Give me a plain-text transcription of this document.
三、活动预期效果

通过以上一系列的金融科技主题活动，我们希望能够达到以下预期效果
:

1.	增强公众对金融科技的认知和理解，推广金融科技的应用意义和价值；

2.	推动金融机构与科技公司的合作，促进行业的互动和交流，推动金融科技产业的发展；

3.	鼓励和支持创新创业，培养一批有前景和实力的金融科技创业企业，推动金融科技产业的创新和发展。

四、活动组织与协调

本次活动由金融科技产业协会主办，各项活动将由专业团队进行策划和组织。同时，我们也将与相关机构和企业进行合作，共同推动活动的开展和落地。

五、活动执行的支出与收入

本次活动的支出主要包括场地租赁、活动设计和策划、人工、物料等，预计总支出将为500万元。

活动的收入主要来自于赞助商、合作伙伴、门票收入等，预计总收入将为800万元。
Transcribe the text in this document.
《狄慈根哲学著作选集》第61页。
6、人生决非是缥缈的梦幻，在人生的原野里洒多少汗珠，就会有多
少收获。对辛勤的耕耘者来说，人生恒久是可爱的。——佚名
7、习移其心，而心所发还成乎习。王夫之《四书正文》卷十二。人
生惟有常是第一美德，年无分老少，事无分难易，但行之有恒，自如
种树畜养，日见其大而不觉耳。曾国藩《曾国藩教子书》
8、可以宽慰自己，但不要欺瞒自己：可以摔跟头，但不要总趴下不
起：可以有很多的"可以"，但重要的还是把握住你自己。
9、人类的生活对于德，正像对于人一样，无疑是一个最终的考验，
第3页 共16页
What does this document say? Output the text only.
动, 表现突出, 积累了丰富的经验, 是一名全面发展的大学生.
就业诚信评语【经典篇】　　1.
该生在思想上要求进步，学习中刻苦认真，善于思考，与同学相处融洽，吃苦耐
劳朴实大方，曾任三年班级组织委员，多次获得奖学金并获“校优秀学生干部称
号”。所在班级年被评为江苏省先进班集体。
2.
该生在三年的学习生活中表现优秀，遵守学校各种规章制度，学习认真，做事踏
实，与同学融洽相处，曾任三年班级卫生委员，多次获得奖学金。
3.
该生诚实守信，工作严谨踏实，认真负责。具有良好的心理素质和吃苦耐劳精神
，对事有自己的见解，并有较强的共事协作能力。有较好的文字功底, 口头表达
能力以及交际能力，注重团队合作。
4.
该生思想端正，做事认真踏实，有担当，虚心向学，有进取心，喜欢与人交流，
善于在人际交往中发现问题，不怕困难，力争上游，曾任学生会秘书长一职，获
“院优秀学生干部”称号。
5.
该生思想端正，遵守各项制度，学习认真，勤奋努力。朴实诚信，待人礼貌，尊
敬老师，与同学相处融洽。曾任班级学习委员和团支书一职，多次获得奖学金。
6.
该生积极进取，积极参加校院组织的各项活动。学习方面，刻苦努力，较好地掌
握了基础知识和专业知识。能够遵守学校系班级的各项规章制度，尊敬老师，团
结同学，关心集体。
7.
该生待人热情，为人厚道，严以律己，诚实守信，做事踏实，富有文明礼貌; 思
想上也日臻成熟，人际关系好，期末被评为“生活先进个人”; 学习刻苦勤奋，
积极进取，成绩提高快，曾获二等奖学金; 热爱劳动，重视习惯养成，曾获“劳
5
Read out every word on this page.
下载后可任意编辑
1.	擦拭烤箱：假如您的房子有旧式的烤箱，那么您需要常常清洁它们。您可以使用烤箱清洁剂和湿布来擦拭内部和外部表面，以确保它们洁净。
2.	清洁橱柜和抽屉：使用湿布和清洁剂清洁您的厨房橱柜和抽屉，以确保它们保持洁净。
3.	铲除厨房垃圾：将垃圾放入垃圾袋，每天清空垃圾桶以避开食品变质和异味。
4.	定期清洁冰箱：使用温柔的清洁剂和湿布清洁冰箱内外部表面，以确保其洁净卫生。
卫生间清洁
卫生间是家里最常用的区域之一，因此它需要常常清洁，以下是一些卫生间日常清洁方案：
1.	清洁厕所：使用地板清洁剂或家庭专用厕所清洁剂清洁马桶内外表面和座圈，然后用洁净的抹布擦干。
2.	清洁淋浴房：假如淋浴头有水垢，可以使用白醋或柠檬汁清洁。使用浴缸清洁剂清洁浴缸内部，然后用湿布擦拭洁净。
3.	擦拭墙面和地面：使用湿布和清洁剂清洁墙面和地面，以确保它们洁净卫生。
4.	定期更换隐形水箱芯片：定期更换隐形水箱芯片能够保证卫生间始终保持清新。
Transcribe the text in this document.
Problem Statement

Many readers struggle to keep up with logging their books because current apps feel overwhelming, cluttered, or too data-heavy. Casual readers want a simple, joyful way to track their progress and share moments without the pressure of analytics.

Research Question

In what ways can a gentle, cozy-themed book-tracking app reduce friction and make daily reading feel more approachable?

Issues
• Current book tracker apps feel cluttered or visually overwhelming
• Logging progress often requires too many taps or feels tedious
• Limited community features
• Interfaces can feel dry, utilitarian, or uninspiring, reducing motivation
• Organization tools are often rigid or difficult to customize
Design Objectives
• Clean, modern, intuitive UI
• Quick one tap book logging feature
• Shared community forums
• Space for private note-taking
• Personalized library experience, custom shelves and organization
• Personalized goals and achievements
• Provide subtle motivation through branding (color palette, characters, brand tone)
________________________
▶ Challenge: Extract each line from the entries above that contains the string "progress".

▶ Answer for the task:
Many readers struggle to keep up with logging their books because current apps feel overwhelming, cluttered, or too data-heavy. Casual readers want a simple, joyful way to track their progress and share moments without the pressure of analytics.
• Logging progress often requires too many taps or feels tedious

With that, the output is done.